Extract each line from the entries below that has the string "Spinnen" in it.

+ + + + + + +

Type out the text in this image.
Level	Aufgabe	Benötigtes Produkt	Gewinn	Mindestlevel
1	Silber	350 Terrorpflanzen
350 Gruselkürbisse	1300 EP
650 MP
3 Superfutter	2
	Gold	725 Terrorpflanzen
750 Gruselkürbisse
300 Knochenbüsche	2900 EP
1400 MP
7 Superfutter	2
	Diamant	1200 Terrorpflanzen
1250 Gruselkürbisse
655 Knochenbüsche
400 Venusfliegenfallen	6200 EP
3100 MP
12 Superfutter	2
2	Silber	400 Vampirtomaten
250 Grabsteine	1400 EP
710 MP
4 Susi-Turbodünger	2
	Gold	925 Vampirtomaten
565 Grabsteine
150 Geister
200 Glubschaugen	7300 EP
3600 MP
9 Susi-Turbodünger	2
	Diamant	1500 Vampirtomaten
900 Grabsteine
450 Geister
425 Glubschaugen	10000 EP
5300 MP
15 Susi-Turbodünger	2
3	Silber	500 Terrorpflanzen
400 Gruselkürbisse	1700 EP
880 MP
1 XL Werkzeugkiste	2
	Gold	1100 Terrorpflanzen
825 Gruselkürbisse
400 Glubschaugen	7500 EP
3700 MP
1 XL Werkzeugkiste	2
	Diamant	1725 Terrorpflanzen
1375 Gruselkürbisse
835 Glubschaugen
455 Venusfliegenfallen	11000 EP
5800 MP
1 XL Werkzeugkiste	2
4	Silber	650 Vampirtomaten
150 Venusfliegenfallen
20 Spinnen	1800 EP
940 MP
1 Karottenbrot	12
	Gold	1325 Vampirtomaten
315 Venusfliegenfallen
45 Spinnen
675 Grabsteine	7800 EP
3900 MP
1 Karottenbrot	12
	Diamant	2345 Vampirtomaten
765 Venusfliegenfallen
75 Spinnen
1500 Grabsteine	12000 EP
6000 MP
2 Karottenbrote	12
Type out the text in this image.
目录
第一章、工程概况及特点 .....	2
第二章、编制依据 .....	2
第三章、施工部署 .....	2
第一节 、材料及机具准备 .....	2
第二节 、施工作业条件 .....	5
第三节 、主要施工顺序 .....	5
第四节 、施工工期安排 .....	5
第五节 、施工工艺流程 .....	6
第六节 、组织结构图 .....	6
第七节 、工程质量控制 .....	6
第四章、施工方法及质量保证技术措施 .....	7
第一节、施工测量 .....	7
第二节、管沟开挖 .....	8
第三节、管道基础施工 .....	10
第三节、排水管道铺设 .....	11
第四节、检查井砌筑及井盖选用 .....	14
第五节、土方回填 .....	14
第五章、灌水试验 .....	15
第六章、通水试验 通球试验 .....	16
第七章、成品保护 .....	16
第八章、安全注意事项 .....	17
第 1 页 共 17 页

+ + + + + + +

**TASK RESULT:**
20 Spinnen	1800 EP
45 Spinnen
75 Spinnen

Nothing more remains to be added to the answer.